[Entries taken from a collection]
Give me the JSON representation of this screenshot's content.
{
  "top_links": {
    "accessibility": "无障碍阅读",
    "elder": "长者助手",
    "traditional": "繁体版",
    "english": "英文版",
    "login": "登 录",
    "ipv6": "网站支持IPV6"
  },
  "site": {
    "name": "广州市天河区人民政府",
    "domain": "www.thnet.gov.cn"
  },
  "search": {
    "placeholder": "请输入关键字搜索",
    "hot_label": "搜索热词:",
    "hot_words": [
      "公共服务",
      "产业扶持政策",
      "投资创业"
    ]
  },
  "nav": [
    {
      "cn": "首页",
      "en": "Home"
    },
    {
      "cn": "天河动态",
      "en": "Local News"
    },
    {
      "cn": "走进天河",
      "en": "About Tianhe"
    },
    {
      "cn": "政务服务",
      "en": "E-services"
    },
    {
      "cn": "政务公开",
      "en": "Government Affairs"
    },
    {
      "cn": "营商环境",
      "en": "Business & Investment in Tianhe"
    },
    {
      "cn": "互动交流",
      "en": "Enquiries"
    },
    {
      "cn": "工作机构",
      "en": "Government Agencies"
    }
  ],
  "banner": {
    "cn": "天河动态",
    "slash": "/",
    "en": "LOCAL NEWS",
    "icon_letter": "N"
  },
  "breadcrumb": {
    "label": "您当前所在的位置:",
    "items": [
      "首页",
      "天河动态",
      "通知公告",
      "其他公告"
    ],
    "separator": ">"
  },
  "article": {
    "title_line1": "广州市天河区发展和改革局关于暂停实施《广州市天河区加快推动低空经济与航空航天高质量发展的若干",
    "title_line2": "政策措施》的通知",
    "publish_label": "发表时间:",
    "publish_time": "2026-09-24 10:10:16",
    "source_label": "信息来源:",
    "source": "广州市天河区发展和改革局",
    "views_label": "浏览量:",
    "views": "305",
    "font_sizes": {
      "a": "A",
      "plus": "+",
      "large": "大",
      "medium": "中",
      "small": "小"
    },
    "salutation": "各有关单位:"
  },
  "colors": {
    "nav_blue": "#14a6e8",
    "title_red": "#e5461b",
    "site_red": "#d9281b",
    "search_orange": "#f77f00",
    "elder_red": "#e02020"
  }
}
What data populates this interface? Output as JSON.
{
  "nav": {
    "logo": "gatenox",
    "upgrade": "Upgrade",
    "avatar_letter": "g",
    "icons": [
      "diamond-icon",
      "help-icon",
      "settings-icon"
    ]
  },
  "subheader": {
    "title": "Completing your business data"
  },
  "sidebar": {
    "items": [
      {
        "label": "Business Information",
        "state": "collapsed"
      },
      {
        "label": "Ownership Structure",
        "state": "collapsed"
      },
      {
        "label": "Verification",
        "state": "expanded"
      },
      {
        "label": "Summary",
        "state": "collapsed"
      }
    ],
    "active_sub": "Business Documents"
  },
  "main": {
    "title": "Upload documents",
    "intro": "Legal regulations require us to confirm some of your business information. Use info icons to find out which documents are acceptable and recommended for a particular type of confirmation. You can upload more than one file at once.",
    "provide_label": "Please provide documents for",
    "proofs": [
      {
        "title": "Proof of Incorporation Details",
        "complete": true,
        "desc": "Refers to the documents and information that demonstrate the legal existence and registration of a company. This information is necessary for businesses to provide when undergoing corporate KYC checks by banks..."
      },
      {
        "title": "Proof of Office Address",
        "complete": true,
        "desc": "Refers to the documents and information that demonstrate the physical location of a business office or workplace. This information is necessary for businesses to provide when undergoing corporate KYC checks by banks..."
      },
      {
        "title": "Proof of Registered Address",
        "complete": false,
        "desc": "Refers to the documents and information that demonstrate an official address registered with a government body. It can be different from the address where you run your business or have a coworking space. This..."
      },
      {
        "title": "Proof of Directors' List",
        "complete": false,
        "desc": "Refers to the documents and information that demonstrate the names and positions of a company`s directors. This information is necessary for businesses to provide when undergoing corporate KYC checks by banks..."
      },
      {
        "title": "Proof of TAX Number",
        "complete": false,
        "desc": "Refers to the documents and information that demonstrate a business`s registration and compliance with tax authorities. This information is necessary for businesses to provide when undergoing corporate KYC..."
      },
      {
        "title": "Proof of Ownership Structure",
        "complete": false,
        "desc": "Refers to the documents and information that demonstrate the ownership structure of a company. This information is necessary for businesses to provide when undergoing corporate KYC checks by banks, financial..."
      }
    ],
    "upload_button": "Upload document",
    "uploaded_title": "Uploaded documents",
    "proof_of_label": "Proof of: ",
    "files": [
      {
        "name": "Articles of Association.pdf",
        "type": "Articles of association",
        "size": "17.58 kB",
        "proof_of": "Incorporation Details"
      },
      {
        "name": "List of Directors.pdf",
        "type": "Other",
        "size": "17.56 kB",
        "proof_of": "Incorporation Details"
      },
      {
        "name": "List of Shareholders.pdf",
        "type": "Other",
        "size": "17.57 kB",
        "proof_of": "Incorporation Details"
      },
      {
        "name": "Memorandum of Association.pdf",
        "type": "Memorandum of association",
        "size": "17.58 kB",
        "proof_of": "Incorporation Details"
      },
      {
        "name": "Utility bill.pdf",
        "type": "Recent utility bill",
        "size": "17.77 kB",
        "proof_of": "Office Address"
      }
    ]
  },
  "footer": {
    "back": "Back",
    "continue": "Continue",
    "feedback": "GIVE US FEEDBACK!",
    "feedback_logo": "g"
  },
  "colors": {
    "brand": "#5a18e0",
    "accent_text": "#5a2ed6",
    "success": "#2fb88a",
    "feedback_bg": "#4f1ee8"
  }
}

INSTRUCTION
Give the material above again, word for word.

COMPLETE OUTPUT
Give me the JSON representation of this screenshot's content.
{
  "top_links": {
    "accessibility": "无障碍阅读",
    "elder": "长者助手",
    "traditional": "繁体版",
    "english": "英文版",
    "login": "登 录",
    "ipv6": "网站支持IPV6"
  },
  "site": {
    "name": "广州市天河区人民政府",
    "domain": "www.thnet.gov.cn"
  },
  "search": {
    "placeholder": "请输入关键字搜索",
    "hot_label": "搜索热词:",
    "hot_words": [
      "公共服务",
      "产业扶持政策",
      "投资创业"
    ]
  },
  "nav": [
    {
      "cn": "首页",
      "en": "Home"
    },
    {
      "cn": "天河动态",
      "en": "Local News"
    },
    {
      "cn": "走进天河",
      "en": "About Tianhe"
    },
    {
      "cn": "政务服务",
      "en": "E-services"
    },
    {
      "cn": "政务公开",
      "en": "Government Affairs"
    },
    {
      "cn": "营商环境",
      "en": "Business & Investment in Tianhe"
    },
    {
      "cn": "互动交流",
      "en": "Enquiries"
    },
    {
      "cn": "工作机构",
      "en": "Government Agencies"
    }
  ],
  "banner": {
    "cn": "天河动态",
    "slash": "/",
    "en": "LOCAL NEWS",
    "icon_letter": "N"
  },
  "breadcrumb": {
    "label": "您当前所在的位置:",
    "items": [
      "首页",
      "天河动态",
      "通知公告",
      "其他公告"
    ],
    "separator": ">"
  },
  "article": {
    "title_line1": "广州市天河区发展和改革局关于暂停实施《广州市天河区加快推动低空经济与航空航天高质量发展的若干",
    "title_line2": "政策措施》的通知",
    "publish_label": "发表时间:",
    "publish_time": "2026-09-24 10:10:16",
    "source_label": "信息来源:",
    "source": "广州市天河区发展和改革局",
    "views_label": "浏览量:",
    "views": "305",
    "font_sizes": {
      "a": "A",
      "plus": "+",
      "large": "大",
      "medium": "中",
      "small": "小"
    },
    "salutation": "各有关单位:"
  },
  "colors": {
    "nav_blue": "#14a6e8",
    "title_red": "#e5461b",
    "site_red": "#d9281b",
    "search_orange": "#f77f00",
    "elder_red": "#e02020"
  }
}
What data populates this interface? Output as JSON.
{
  "nav": {
    "logo": "gatenox",
    "upgrade": "Upgrade",
    "avatar_letter": "g",
    "icons": [
      "diamond-icon",
      "help-icon",
      "settings-icon"
    ]
  },
  "subheader": {
    "title": "Completing your business data"
  },
  "sidebar": {
    "items": [
      {
        "label": "Business Information",
        "state": "collapsed"
      },
      {
        "label": "Ownership Structure",
        "state": "collapsed"
      },
      {
        "label": "Verification",
        "state": "expanded"
      },
      {
        "label": "Summary",
        "state": "collapsed"
      }
    ],
    "active_sub": "Business Documents"
  },
  "main": {
    "title": "Upload documents",
    "intro": "Legal regulations require us to confirm some of your business information. Use info icons to find out which documents are acceptable and recommended for a particular type of confirmation. You can upload more than one file at once.",
    "provide_label": "Please provide documents for",
    "proofs": [
      {
        "title": "Proof of Incorporation Details",
        "complete": true,
        "desc": "Refers to the documents and information that demonstrate the legal existence and registration of a company. This information is necessary for businesses to provide when undergoing corporate KYC checks by banks..."
      },
      {
        "title": "Proof of Office Address",
        "complete": true,
        "desc": "Refers to the documents and information that demonstrate the physical location of a business office or workplace. This information is necessary for businesses to provide when undergoing corporate KYC checks by banks..."
      },
      {
        "title": "Proof of Registered Address",
        "complete": false,
        "desc": "Refers to the documents and information that demonstrate an official address registered with a government body. It can be different from the address where you run your business or have a coworking space. This..."
      },
      {
        "title": "Proof of Directors' List",
        "complete": false,
        "desc": "Refers to the documents and information that demonstrate the names and positions of a company`s directors. This information is necessary for businesses to provide when undergoing corporate KYC checks by banks..."
      },
      {
        "title": "Proof of TAX Number",
        "complete": false,
        "desc": "Refers to the documents and information that demonstrate a business`s registration and compliance with tax authorities. This information is necessary for businesses to provide when undergoing corporate KYC..."
      },
      {
        "title": "Proof of Ownership Structure",
        "complete": false,
        "desc": "Refers to the documents and information that demonstrate the ownership structure of a company. This information is necessary for businesses to provide when undergoing corporate KYC checks by banks, financial..."
      }
    ],
    "upload_button": "Upload document",
    "uploaded_title": "Uploaded documents",
    "proof_of_label": "Proof of: ",
    "files": [
      {
        "name": "Articles of Association.pdf",
        "type": "Articles of association",
        "size": "17.58 kB",
        "proof_of": "Incorporation Details"
      },
      {
        "name": "List of Directors.pdf",
        "type": "Other",
        "size": "17.56 kB",
        "proof_of": "Incorporation Details"
      },
      {
        "name": "List of Shareholders.pdf",
        "type": "Other",
        "size": "17.57 kB",
        "proof_of": "Incorporation Details"
      },
      {
        "name": "Memorandum of Association.pdf",
        "type": "Memorandum of association",
        "size": "17.58 kB",
        "proof_of": "Incorporation Details"
      },
      {
        "name": "Utility bill.pdf",
        "type": "Recent utility bill",
        "size": "17.77 kB",
        "proof_of": "Office Address"
      }
    ]
  },
  "footer": {
    "back": "Back",
    "continue": "Continue",
    "feedback": "GIVE US FEEDBACK!",
    "feedback_logo": "g"
  },
  "colors": {
    "brand": "#5a18e0",
    "accent_text": "#5a2ed6",
    "success": "#2fb88a",
    "feedback_bg": "#4f1ee8"
  }
}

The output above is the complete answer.